> _AIM_
Nothing should be left out: output all of the entries exactly.

Stored items from a collection

::::::::::

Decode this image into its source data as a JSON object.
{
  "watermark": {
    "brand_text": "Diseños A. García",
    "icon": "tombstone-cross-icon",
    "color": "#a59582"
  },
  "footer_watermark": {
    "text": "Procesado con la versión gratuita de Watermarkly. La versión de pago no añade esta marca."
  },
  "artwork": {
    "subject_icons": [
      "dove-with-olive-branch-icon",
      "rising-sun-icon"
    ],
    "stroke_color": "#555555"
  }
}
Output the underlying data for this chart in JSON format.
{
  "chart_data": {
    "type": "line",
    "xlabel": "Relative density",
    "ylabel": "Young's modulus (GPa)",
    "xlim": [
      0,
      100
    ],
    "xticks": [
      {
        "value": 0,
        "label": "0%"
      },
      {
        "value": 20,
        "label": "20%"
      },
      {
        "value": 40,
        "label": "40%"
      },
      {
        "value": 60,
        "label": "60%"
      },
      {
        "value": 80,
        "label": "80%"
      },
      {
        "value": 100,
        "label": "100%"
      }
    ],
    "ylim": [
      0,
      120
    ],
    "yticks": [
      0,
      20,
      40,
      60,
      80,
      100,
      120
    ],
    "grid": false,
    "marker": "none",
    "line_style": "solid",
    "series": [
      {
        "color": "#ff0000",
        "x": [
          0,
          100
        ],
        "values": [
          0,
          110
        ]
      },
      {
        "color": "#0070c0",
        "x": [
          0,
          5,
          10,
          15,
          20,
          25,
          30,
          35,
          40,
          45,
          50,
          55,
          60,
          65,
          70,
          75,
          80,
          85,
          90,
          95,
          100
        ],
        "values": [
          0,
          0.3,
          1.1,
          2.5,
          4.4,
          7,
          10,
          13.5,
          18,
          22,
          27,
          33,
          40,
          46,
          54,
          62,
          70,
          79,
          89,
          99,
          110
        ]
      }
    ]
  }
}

::::::::::

> _WRITTEN SOLUTION_
Decode this image into its source data as a JSON object.
{
  "watermark": {
    "brand_text": "Diseños A. García",
    "icon": "tombstone-cross-icon",
    "color": "#a59582"
  },
  "footer_watermark": {
    "text": "Procesado con la versión gratuita de Watermarkly. La versión de pago no añade esta marca."
  },
  "artwork": {
    "subject_icons": [
      "dove-with-olive-branch-icon",
      "rising-sun-icon"
    ],
    "stroke_color": "#555555"
  }
}
Output the underlying data for this chart in JSON format.
{
  "chart_data": {
    "type": "line",
    "xlabel": "Relative density",
    "ylabel": "Young's modulus (GPa)",
    "xlim": [
      0,
      100
    ],
    "xticks": [
      {
        "value": 0,
        "label": "0%"
      },
      {
        "value": 20,
        "label": "20%"
      },
      {
        "value": 40,
        "label": "40%"
      },
      {
        "value": 60,
        "label": "60%"
      },
      {
        "value": 80,
        "label": "80%"
      },
      {
        "value": 100,
        "label": "100%"
      }
    ],
    "ylim": [
      0,
      120
    ],
    "yticks": [
      0,
      20,
      40,
      60,
      80,
      100,
      120
    ],
    "grid": false,
    "marker": "none",
    "line_style": "solid",
    "series": [
      {
        "color": "#ff0000",
        "x": [
          0,
          100
        ],
        "values": [
          0,
          110
        ]
      },
      {
        "color": "#0070c0",
        "x": [
          0,
          5,
          10,
          15,
          20,
          25,
          30,
          35,
          40,
          45,
          50,
          55,
          60,
          65,
          70,
          75,
          80,
          85,
          90,
          95,
          100
        ],
        "values": [
          0,
          0.3,
          1.1,
          2.5,
          4.4,
          7,
          10,
          13.5,
          18,
          22,
          27,
          33,
          40,
          46,
          54,
          62,
          70,
          79,
          89,
          99,
          110
        ]
      }
    ]
  }
}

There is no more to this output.